◆ **TASK REQUIREMENTS**: The data that follows must be transcribed in full and exactly, minus the pictures.

___ RECORD EXTRACTS

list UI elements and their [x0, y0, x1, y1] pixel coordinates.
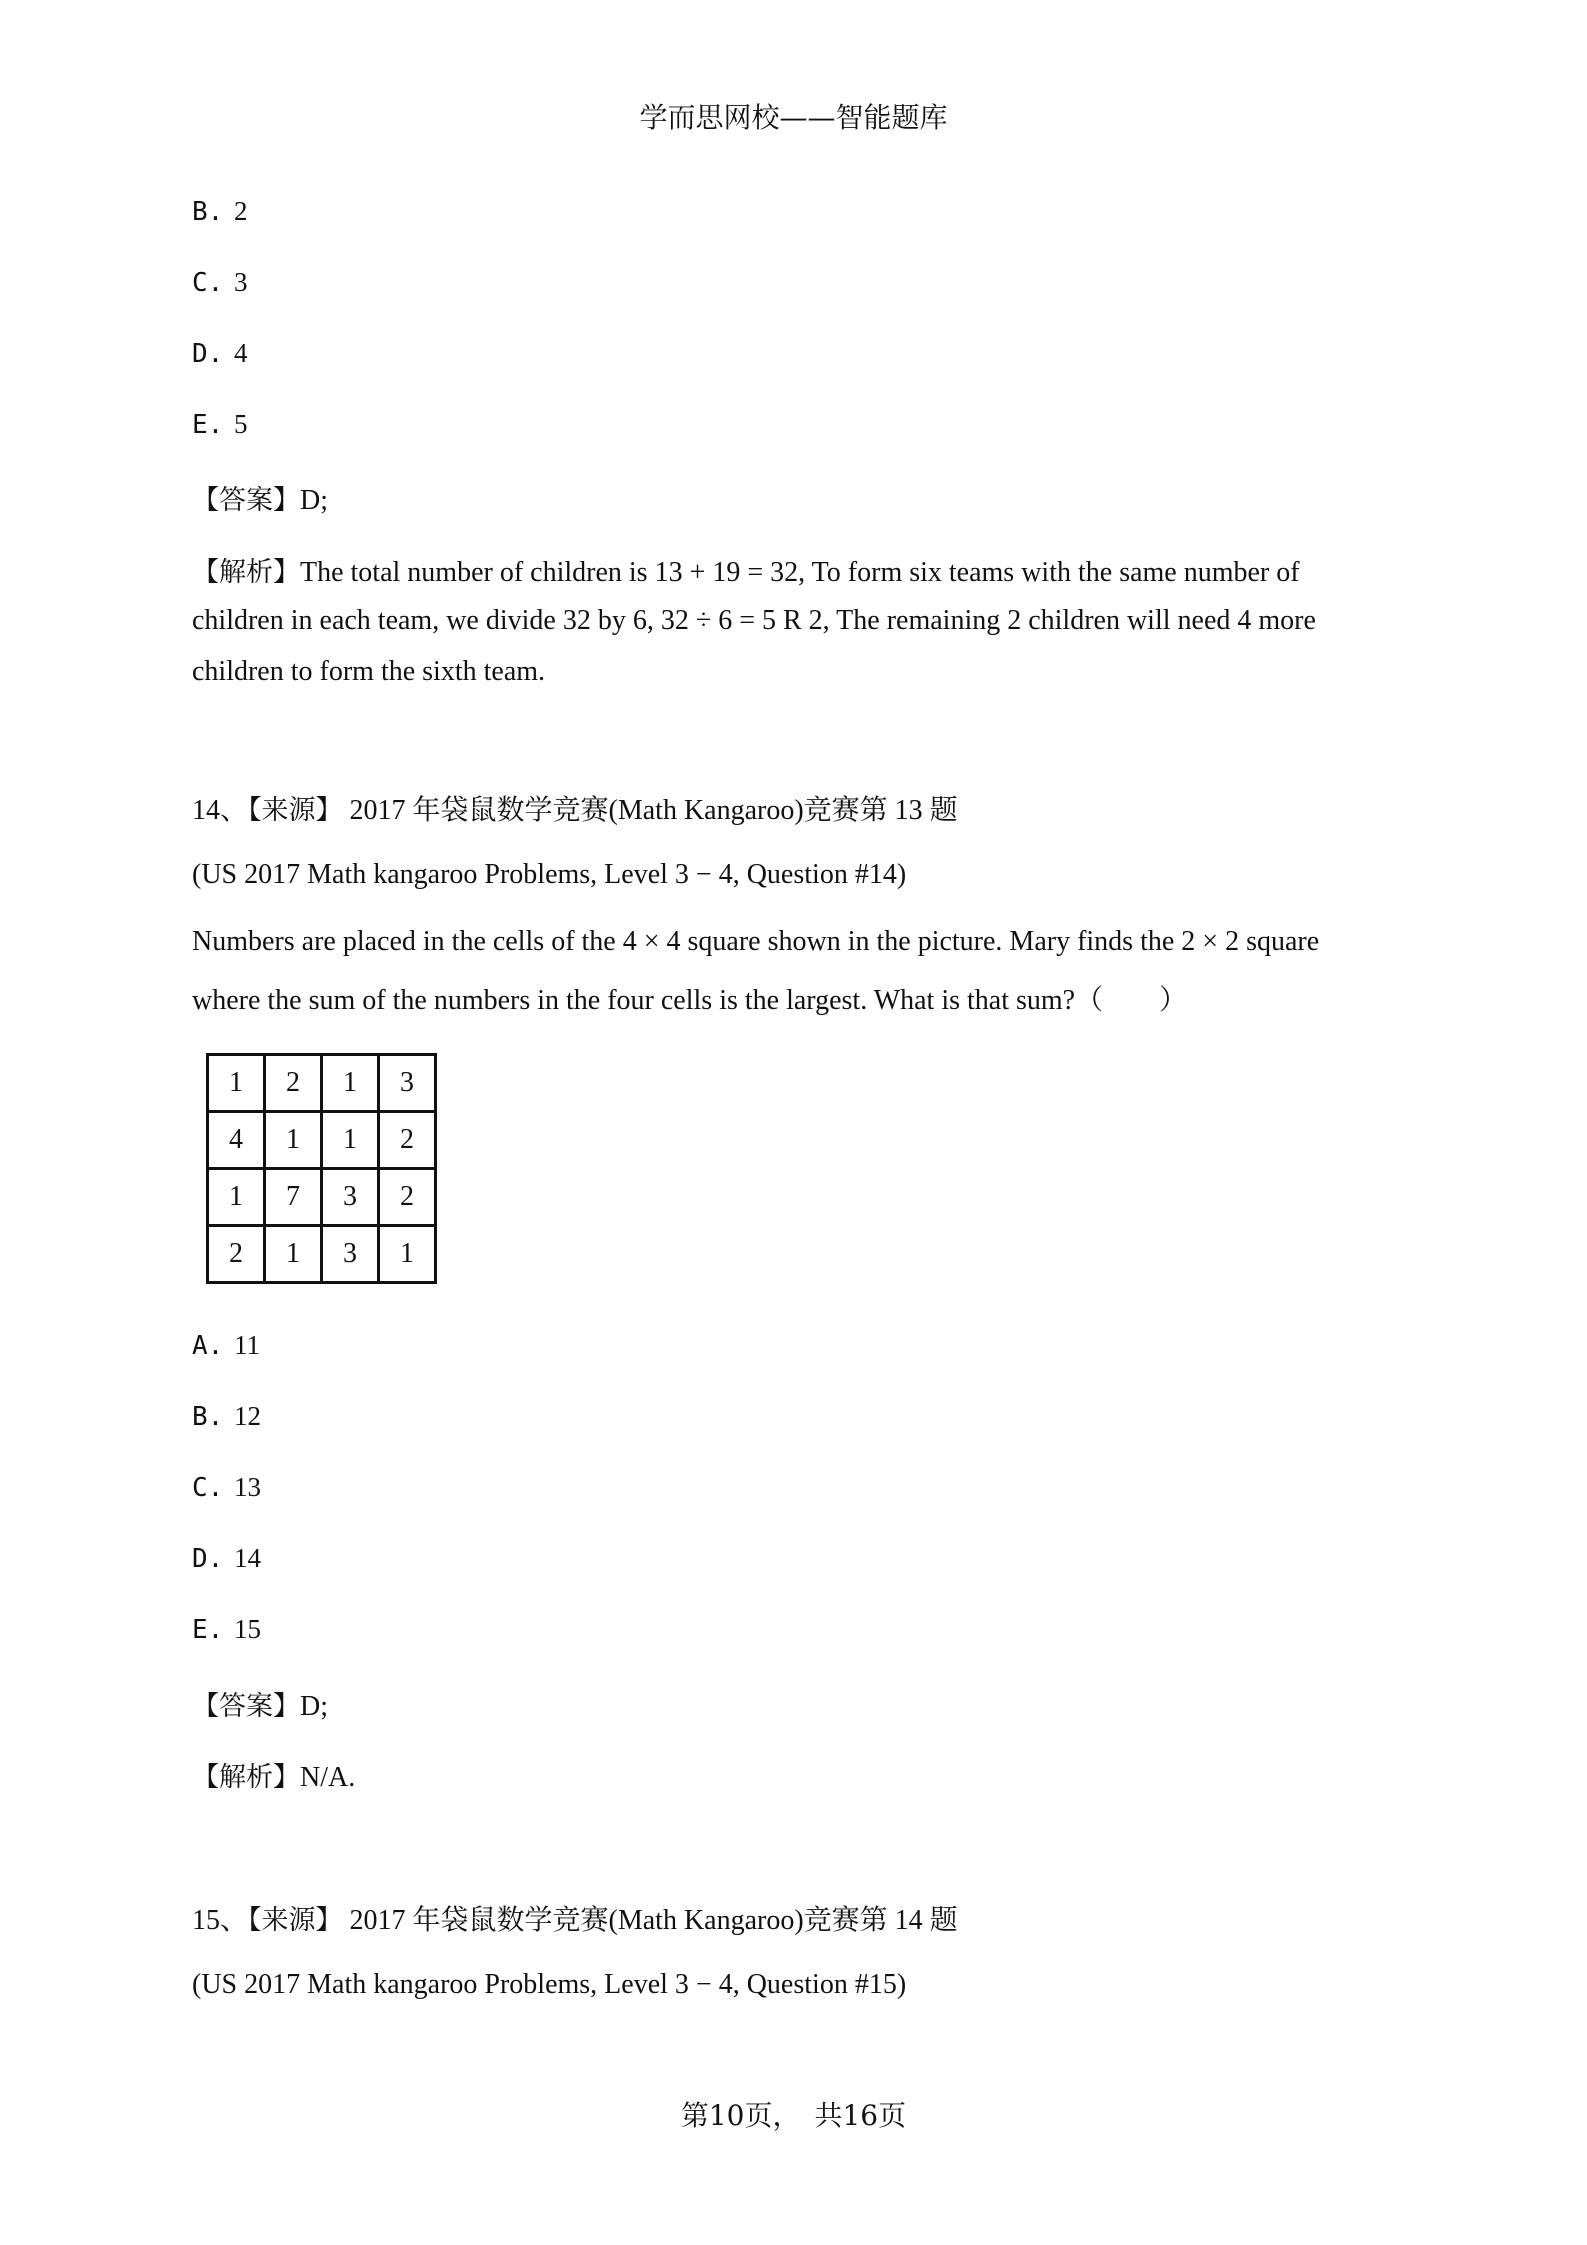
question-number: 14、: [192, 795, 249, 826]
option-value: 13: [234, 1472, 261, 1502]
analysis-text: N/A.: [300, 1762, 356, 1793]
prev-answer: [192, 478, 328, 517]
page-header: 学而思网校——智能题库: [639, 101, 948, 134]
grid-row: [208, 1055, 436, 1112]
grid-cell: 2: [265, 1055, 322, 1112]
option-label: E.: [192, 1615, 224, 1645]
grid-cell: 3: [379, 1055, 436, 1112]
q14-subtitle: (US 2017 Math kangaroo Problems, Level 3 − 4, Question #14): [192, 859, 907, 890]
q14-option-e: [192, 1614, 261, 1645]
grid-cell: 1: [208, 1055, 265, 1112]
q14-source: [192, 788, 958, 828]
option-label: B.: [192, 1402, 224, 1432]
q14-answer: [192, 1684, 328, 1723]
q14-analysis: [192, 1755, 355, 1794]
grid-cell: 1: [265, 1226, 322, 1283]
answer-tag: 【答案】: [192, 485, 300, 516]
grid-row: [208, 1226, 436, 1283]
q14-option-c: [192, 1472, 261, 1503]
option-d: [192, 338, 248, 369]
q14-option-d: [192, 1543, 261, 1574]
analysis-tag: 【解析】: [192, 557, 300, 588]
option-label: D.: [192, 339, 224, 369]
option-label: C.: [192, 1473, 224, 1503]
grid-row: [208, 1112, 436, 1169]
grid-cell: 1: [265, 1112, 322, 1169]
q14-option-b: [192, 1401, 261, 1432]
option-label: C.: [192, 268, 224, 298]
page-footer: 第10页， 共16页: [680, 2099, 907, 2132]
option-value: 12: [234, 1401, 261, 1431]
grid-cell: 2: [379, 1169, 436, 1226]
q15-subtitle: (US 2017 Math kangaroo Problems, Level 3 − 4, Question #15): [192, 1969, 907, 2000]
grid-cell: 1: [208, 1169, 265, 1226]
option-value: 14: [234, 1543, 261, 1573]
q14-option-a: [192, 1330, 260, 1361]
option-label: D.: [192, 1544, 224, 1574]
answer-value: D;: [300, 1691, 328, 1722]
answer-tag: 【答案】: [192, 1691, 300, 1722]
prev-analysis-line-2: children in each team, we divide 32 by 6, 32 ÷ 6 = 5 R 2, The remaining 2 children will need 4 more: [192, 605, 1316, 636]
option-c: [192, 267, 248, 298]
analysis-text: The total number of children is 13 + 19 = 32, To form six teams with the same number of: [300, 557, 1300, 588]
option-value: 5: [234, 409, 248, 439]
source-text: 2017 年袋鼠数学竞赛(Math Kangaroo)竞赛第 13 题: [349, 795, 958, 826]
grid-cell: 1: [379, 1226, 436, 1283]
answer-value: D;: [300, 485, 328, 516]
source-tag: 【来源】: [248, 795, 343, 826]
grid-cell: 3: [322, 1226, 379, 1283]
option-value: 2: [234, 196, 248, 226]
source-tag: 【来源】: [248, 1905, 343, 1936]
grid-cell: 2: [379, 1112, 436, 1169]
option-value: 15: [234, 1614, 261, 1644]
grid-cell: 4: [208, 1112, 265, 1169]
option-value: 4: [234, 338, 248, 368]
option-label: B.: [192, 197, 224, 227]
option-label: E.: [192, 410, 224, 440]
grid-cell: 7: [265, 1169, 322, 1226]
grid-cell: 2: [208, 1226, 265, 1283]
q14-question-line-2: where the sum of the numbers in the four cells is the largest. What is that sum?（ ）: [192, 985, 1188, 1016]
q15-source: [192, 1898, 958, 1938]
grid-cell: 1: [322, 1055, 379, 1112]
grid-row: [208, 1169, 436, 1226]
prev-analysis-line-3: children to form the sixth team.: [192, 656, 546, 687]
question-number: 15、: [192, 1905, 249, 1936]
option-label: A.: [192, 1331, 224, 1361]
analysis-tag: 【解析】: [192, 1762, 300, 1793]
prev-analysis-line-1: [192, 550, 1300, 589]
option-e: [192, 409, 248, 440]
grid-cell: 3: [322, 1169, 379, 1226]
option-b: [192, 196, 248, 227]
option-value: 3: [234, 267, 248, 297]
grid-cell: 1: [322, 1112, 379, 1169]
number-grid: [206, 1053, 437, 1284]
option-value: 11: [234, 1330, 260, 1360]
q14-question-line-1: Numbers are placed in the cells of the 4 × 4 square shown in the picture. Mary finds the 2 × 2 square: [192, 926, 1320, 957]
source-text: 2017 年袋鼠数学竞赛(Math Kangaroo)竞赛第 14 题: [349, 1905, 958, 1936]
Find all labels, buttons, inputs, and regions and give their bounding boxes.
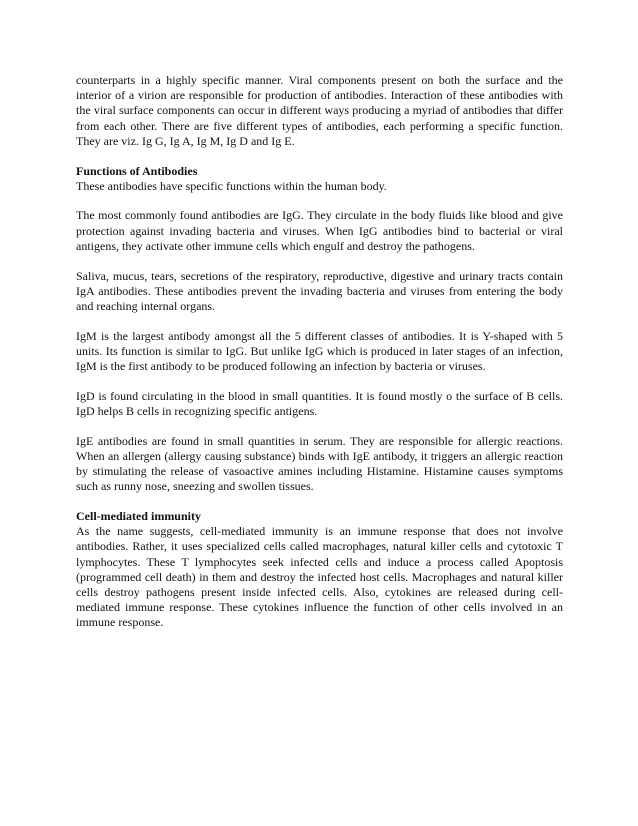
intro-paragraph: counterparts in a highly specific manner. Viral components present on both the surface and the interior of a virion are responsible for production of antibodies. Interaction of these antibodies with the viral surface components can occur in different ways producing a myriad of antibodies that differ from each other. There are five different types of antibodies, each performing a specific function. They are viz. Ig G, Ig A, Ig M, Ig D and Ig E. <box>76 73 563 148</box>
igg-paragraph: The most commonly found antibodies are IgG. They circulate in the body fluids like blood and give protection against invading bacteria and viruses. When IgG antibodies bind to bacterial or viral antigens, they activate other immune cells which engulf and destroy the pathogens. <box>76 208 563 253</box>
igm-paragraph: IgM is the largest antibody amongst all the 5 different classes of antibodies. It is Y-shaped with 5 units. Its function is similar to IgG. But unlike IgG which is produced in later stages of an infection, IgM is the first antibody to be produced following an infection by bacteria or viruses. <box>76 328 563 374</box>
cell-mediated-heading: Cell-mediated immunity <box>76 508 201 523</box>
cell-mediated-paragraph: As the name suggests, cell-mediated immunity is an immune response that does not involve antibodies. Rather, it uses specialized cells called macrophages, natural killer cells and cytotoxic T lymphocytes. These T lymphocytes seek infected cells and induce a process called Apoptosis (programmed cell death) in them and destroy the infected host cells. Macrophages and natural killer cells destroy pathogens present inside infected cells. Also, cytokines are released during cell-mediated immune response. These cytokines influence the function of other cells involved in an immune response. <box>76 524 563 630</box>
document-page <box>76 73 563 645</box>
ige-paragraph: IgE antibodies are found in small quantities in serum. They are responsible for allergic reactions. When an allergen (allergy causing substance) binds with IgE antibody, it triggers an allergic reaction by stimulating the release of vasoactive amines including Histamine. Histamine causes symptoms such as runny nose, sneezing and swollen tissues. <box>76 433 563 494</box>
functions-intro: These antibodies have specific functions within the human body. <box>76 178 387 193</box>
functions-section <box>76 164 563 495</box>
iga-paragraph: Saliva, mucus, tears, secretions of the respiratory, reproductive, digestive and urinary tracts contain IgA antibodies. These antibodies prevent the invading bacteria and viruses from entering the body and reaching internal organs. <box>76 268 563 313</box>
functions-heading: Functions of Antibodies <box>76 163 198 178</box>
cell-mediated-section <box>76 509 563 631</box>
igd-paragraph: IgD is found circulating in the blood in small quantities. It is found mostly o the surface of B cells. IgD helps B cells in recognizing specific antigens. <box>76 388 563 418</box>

______

◆ **SOLVED EXERCISE**:
list UI elements and their [x0, y0, x1, y1] pixel coordinates.
question-number: 14、: [192, 795, 249, 826]
option-value: 13: [234, 1472, 261, 1502]
analysis-text: N/A.: [300, 1762, 356, 1793]
prev-answer: [192, 478, 328, 517]
page-header: 学而思网校——智能题库: [639, 101, 948, 134]
grid-row: [208, 1055, 436, 1112]
grid-cell: 2: [265, 1055, 322, 1112]
option-label: E.: [192, 1615, 224, 1645]
grid-cell: 3: [379, 1055, 436, 1112]
q14-subtitle: (US 2017 Math kangaroo Problems, Level 3 − 4, Question #14): [192, 859, 907, 890]
q14-option-e: [192, 1614, 261, 1645]
grid-cell: 1: [208, 1055, 265, 1112]
q14-source: [192, 788, 958, 828]
option-label: B.: [192, 1402, 224, 1432]
q14-answer: [192, 1684, 328, 1723]
q14-analysis: [192, 1755, 355, 1794]
grid-cell: 1: [265, 1226, 322, 1283]
answer-tag: 【答案】: [192, 485, 300, 516]
grid-row: [208, 1226, 436, 1283]
q14-option-c: [192, 1472, 261, 1503]
option-d: [192, 338, 248, 369]
q14-option-d: [192, 1543, 261, 1574]
analysis-tag: 【解析】: [192, 557, 300, 588]
option-label: D.: [192, 339, 224, 369]
option-label: C.: [192, 1473, 224, 1503]
grid-row: [208, 1112, 436, 1169]
grid-cell: 1: [265, 1112, 322, 1169]
q14-option-b: [192, 1401, 261, 1432]
option-label: C.: [192, 268, 224, 298]
page-footer: 第10页， 共16页: [680, 2099, 907, 2132]
option-value: 12: [234, 1401, 261, 1431]
grid-cell: 2: [379, 1169, 436, 1226]
q15-subtitle: (US 2017 Math kangaroo Problems, Level 3 − 4, Question #15): [192, 1969, 907, 2000]
grid-cell: 1: [208, 1169, 265, 1226]
option-value: 14: [234, 1543, 261, 1573]
q14-option-a: [192, 1330, 260, 1361]
option-label: D.: [192, 1544, 224, 1574]
answer-value: D;: [300, 1691, 328, 1722]
answer-tag: 【答案】: [192, 1691, 300, 1722]
prev-analysis-line-2: children in each team, we divide 32 by 6, 32 ÷ 6 = 5 R 2, The remaining 2 children will need 4 more: [192, 605, 1316, 636]
option-c: [192, 267, 248, 298]
analysis-text: The total number of children is 13 + 19 = 32, To form six teams with the same number of: [300, 557, 1300, 588]
option-value: 5: [234, 409, 248, 439]
source-text: 2017 年袋鼠数学竞赛(Math Kangaroo)竞赛第 13 题: [349, 795, 958, 826]
grid-cell: 1: [379, 1226, 436, 1283]
answer-value: D;: [300, 485, 328, 516]
source-tag: 【来源】: [248, 795, 343, 826]
grid-cell: 3: [322, 1226, 379, 1283]
option-value: 2: [234, 196, 248, 226]
source-tag: 【来源】: [248, 1905, 343, 1936]
grid-cell: 2: [379, 1112, 436, 1169]
option-value: 15: [234, 1614, 261, 1644]
grid-cell: 4: [208, 1112, 265, 1169]
option-value: 4: [234, 338, 248, 368]
option-label: B.: [192, 197, 224, 227]
option-label: E.: [192, 410, 224, 440]
grid-cell: 7: [265, 1169, 322, 1226]
grid-cell: 2: [208, 1226, 265, 1283]
q14-question-line-2: where the sum of the numbers in the four cells is the largest. What is that sum?（ ）: [192, 985, 1188, 1016]
q15-source: [192, 1898, 958, 1938]
grid-cell: 1: [322, 1055, 379, 1112]
grid-row: [208, 1169, 436, 1226]
prev-analysis-line-3: children to form the sixth team.: [192, 656, 546, 687]
question-number: 15、: [192, 1905, 249, 1936]
option-label: A.: [192, 1331, 224, 1361]
analysis-tag: 【解析】: [192, 1762, 300, 1793]
prev-analysis-line-1: [192, 550, 1300, 589]
option-e: [192, 409, 248, 440]
grid-cell: 3: [322, 1169, 379, 1226]
option-b: [192, 196, 248, 227]
option-value: 3: [234, 267, 248, 297]
grid-cell: 1: [322, 1112, 379, 1169]
number-grid: [206, 1053, 437, 1284]
option-value: 11: [234, 1330, 260, 1360]
q14-question-line-1: Numbers are placed in the cells of the 4 × 4 square shown in the picture. Mary finds the 2 × 2 square: [192, 926, 1320, 957]
source-text: 2017 年袋鼠数学竞赛(Math Kangaroo)竞赛第 14 题: [349, 1905, 958, 1936]
Find all labels, buttons, inputs, and regions and give their bounding boxes.
intro-paragraph: counterparts in a highly specific manner. Viral components present on both the surface and the interior of a virion are responsible for production of antibodies. Interaction of these antibodies with the viral surface components can occur in different ways producing a myriad of antibodies that differ from each other. There are five different types of antibodies, each performing a specific function. They are viz. Ig G, Ig A, Ig M, Ig D and Ig E. <box>76 73 563 148</box>
igg-paragraph: The most commonly found antibodies are IgG. They circulate in the body fluids like blood and give protection against invading bacteria and viruses. When IgG antibodies bind to bacterial or viral antigens, they activate other immune cells which engulf and destroy the pathogens. <box>76 208 563 253</box>
igm-paragraph: IgM is the largest antibody amongst all the 5 different classes of antibodies. It is Y-shaped with 5 units. Its function is similar to IgG. But unlike IgG which is produced in later stages of an infection, IgM is the first antibody to be produced following an infection by bacteria or viruses. <box>76 328 563 374</box>
cell-mediated-heading: Cell-mediated immunity <box>76 508 201 523</box>
cell-mediated-paragraph: As the name suggests, cell-mediated immunity is an immune response that does not involve antibodies. Rather, it uses specialized cells called macrophages, natural killer cells and cytotoxic T lymphocytes. These T lymphocytes seek infected cells and induce a process called Apoptosis (programmed cell death) in them and destroy the infected host cells. Macrophages and natural killer cells destroy pathogens present inside infected cells. Also, cytokines are released during cell-mediated immune response. These cytokines influence the function of other cells involved in an immune response. <box>76 524 563 630</box>
document-page <box>76 73 563 645</box>
ige-paragraph: IgE antibodies are found in small quantities in serum. They are responsible for allergic reactions. When an allergen (allergy causing substance) binds with IgE antibody, it triggers an allergic reaction by stimulating the release of vasoactive amines including Histamine. Histamine causes symptoms such as runny nose, sneezing and swollen tissues. <box>76 433 563 494</box>
functions-intro: These antibodies have specific functions within the human body. <box>76 178 387 193</box>
functions-section <box>76 164 563 495</box>
iga-paragraph: Saliva, mucus, tears, secretions of the respiratory, reproductive, digestive and urinary tracts contain IgA antibodies. These antibodies prevent the invading bacteria and viruses from entering the body and reaching internal organs. <box>76 268 563 313</box>
functions-heading: Functions of Antibodies <box>76 163 198 178</box>
cell-mediated-section <box>76 509 563 631</box>
igd-paragraph: IgD is found circulating in the blood in small quantities. It is found mostly o the surface of B cells. IgD helps B cells in recognizing specific antigens. <box>76 388 563 418</box>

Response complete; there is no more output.